● Objective:
Select and copy out every line in the records containing "name".

● Supplied data:
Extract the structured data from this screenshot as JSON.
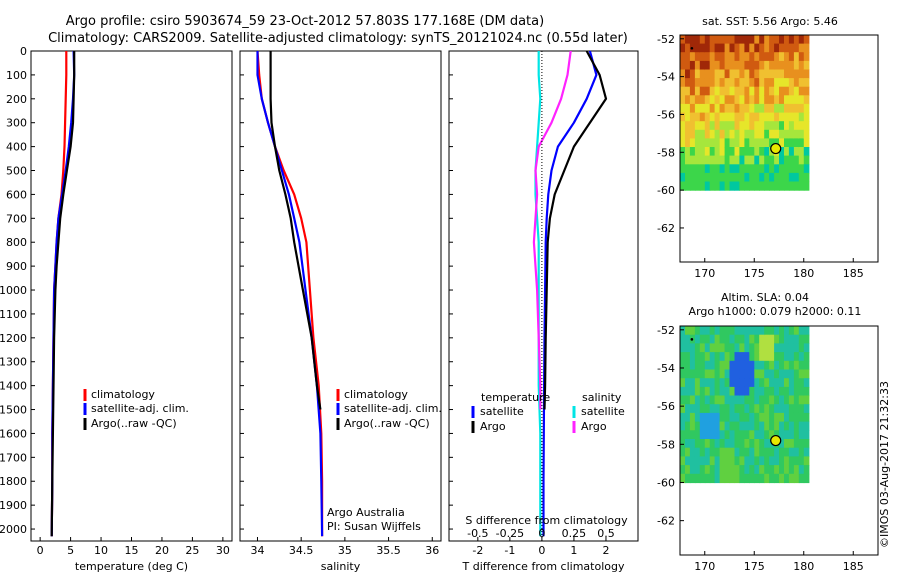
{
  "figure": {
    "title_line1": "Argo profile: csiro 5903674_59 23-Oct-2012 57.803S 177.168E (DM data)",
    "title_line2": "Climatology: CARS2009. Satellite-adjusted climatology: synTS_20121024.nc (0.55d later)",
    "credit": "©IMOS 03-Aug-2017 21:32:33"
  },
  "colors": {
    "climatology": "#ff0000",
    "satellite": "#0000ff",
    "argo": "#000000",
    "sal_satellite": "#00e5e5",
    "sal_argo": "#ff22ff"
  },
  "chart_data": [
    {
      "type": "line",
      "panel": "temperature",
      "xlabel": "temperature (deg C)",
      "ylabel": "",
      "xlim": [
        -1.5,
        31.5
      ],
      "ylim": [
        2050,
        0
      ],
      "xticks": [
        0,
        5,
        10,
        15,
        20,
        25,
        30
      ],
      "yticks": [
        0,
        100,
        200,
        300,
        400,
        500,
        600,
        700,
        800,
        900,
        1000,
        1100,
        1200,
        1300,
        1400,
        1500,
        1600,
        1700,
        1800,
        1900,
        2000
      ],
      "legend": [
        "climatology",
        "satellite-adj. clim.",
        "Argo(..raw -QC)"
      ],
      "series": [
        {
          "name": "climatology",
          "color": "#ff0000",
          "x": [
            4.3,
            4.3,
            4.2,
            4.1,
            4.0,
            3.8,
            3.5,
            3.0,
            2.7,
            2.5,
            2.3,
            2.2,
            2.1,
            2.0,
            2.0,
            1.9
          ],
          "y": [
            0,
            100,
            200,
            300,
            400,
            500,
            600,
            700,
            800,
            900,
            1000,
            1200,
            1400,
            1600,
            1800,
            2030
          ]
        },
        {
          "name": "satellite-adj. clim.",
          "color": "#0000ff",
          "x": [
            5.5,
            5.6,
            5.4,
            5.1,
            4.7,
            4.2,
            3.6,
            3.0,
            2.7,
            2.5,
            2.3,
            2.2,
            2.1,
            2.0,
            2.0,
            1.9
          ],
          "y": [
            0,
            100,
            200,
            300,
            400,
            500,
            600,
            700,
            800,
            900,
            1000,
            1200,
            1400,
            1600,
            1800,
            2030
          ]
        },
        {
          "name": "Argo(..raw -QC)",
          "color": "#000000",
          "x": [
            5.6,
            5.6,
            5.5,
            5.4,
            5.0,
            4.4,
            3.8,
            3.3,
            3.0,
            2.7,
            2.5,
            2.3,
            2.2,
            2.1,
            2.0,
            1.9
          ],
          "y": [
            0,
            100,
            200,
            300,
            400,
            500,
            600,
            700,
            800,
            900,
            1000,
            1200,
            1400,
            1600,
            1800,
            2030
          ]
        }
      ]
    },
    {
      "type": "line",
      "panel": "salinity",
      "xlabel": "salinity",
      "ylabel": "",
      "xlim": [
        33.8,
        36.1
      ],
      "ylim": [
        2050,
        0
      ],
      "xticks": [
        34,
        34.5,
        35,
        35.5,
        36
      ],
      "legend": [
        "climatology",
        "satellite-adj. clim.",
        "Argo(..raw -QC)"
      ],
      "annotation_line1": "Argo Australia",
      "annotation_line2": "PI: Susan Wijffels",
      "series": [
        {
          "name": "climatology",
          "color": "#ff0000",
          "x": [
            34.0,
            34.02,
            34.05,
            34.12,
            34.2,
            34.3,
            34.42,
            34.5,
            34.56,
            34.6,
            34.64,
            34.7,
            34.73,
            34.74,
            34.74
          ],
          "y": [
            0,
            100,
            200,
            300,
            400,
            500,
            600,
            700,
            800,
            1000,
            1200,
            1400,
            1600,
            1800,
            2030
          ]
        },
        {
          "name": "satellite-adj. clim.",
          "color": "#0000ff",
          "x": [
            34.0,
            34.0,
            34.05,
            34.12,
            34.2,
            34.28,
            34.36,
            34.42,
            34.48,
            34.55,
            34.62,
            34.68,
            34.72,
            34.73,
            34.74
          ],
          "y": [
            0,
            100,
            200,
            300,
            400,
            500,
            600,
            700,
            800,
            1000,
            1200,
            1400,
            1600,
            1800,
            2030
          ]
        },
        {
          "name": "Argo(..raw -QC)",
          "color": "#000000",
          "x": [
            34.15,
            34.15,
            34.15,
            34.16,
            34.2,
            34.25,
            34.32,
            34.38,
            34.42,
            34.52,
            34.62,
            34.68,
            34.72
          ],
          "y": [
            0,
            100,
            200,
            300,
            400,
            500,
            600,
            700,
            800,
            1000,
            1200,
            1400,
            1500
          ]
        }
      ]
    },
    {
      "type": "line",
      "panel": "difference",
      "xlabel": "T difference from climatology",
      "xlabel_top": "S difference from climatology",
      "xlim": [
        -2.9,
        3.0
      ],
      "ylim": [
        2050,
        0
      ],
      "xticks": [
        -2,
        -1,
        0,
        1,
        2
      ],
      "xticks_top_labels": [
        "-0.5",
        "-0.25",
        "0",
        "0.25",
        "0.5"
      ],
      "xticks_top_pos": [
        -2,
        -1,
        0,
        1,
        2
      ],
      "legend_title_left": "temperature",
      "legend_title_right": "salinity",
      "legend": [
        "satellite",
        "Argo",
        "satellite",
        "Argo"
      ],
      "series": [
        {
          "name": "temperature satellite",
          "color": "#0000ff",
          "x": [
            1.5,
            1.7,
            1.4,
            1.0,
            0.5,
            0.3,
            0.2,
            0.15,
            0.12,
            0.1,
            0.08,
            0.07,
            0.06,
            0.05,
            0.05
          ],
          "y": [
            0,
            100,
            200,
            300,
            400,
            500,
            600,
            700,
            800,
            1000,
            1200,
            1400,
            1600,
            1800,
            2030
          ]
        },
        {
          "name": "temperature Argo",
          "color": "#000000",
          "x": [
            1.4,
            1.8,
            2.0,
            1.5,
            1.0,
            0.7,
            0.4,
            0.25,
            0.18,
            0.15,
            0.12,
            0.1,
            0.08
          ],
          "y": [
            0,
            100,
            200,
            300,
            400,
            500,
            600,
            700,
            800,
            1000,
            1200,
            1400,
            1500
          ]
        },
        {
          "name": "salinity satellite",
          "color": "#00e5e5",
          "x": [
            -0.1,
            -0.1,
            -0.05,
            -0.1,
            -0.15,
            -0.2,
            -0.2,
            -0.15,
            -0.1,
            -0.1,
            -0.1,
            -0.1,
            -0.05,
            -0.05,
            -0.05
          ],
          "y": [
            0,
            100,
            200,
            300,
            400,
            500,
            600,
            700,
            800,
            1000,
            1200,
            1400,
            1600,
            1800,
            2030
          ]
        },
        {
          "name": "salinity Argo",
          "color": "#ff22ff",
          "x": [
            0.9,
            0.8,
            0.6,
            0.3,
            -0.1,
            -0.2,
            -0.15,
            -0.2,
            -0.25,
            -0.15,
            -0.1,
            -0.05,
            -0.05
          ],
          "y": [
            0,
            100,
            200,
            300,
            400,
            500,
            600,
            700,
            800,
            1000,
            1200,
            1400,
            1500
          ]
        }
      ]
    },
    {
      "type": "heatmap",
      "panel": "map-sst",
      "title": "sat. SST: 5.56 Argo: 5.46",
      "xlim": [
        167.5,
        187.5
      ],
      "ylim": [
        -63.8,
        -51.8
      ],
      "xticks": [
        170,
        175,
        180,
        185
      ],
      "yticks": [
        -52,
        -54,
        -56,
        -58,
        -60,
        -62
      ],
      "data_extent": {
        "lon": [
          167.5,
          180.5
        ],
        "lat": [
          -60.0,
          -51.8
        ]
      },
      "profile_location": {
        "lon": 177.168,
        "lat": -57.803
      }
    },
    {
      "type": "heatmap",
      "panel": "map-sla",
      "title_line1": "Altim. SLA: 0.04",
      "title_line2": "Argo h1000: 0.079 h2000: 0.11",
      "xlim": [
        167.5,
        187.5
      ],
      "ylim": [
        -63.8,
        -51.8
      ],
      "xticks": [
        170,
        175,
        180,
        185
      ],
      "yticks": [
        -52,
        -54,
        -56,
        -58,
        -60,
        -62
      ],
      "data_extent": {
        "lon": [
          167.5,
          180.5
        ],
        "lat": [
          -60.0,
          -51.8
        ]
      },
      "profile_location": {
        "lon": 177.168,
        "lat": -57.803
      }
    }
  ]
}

● Task output:
          "name": "climatology",
          "name": "satellite-adj. clim.",
          "name": "Argo(..raw -QC)",
          "name": "climatology",
          "name": "satellite-adj. clim.",
          "name": "Argo(..raw -QC)",
          "name": "temperature satellite",
          "name": "temperature Argo",
          "name": "salinity satellite",
          "name": "salinity Argo",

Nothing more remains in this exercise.